__The problem__: Write out the material below again, unchanged.

[Collected data entries]
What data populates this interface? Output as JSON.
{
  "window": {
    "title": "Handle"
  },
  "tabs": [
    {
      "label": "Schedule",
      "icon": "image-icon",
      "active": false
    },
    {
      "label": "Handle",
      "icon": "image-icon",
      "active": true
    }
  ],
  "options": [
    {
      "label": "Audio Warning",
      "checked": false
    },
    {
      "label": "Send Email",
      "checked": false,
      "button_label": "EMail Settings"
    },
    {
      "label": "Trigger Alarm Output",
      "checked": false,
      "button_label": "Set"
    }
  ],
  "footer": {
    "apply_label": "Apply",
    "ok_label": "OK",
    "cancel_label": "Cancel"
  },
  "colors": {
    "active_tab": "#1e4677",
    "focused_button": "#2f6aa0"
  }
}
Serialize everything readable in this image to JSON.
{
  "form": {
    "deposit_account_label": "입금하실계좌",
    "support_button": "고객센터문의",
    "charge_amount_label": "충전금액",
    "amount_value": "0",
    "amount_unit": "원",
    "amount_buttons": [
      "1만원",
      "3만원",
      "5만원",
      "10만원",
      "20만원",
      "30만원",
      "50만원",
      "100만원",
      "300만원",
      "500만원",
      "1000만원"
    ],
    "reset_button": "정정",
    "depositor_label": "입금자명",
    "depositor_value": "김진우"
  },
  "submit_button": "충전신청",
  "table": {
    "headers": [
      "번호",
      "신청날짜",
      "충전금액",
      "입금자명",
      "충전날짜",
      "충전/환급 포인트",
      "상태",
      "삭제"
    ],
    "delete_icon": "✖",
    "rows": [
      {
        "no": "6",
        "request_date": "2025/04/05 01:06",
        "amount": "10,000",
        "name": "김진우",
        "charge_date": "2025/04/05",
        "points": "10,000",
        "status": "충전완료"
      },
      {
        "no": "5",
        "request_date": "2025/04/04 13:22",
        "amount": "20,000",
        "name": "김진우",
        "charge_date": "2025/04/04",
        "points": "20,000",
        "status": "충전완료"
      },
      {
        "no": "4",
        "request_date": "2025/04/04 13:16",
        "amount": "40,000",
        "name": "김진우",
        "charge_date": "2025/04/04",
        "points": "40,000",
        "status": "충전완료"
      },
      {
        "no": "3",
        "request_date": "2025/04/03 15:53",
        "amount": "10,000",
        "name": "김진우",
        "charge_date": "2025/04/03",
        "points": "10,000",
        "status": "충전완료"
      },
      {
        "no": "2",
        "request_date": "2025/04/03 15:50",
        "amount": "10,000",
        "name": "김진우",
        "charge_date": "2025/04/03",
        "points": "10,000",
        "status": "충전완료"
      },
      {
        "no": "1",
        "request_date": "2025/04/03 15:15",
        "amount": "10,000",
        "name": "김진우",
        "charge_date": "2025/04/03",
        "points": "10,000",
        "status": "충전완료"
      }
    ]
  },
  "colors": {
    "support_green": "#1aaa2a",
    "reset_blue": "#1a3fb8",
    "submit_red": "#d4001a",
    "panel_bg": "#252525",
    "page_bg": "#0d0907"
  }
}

__Task result__:
What data populates this interface? Output as JSON.
{
  "window": {
    "title": "Handle"
  },
  "tabs": [
    {
      "label": "Schedule",
      "icon": "image-icon",
      "active": false
    },
    {
      "label": "Handle",
      "icon": "image-icon",
      "active": true
    }
  ],
  "options": [
    {
      "label": "Audio Warning",
      "checked": false
    },
    {
      "label": "Send Email",
      "checked": false,
      "button_label": "EMail Settings"
    },
    {
      "label": "Trigger Alarm Output",
      "checked": false,
      "button_label": "Set"
    }
  ],
  "footer": {
    "apply_label": "Apply",
    "ok_label": "OK",
    "cancel_label": "Cancel"
  },
  "colors": {
    "active_tab": "#1e4677",
    "focused_button": "#2f6aa0"
  }
}
Serialize everything readable in this image to JSON.
{
  "form": {
    "deposit_account_label": "입금하실계좌",
    "support_button": "고객센터문의",
    "charge_amount_label": "충전금액",
    "amount_value": "0",
    "amount_unit": "원",
    "amount_buttons": [
      "1만원",
      "3만원",
      "5만원",
      "10만원",
      "20만원",
      "30만원",
      "50만원",
      "100만원",
      "300만원",
      "500만원",
      "1000만원"
    ],
    "reset_button": "정정",
    "depositor_label": "입금자명",
    "depositor_value": "김진우"
  },
  "submit_button": "충전신청",
  "table": {
    "headers": [
      "번호",
      "신청날짜",
      "충전금액",
      "입금자명",
      "충전날짜",
      "충전/환급 포인트",
      "상태",
      "삭제"
    ],
    "delete_icon": "✖",
    "rows": [
      {
        "no": "6",
        "request_date": "2025/04/05 01:06",
        "amount": "10,000",
        "name": "김진우",
        "charge_date": "2025/04/05",
        "points": "10,000",
        "status": "충전완료"
      },
      {
        "no": "5",
        "request_date": "2025/04/04 13:22",
        "amount": "20,000",
        "name": "김진우",
        "charge_date": "2025/04/04",
        "points": "20,000",
        "status": "충전완료"
      },
      {
        "no": "4",
        "request_date": "2025/04/04 13:16",
        "amount": "40,000",
        "name": "김진우",
        "charge_date": "2025/04/04",
        "points": "40,000",
        "status": "충전완료"
      },
      {
        "no": "3",
        "request_date": "2025/04/03 15:53",
        "amount": "10,000",
        "name": "김진우",
        "charge_date": "2025/04/03",
        "points": "10,000",
        "status": "충전완료"
      },
      {
        "no": "2",
        "request_date": "2025/04/03 15:50",
        "amount": "10,000",
        "name": "김진우",
        "charge_date": "2025/04/03",
        "points": "10,000",
        "status": "충전완료"
      },
      {
        "no": "1",
        "request_date": "2025/04/03 15:15",
        "amount": "10,000",
        "name": "김진우",
        "charge_date": "2025/04/03",
        "points": "10,000",
        "status": "충전완료"
      }
    ]
  },
  "colors": {
    "support_green": "#1aaa2a",
    "reset_blue": "#1a3fb8",
    "submit_red": "#d4001a",
    "panel_bg": "#252525",
    "page_bg": "#0d0907"
  }
}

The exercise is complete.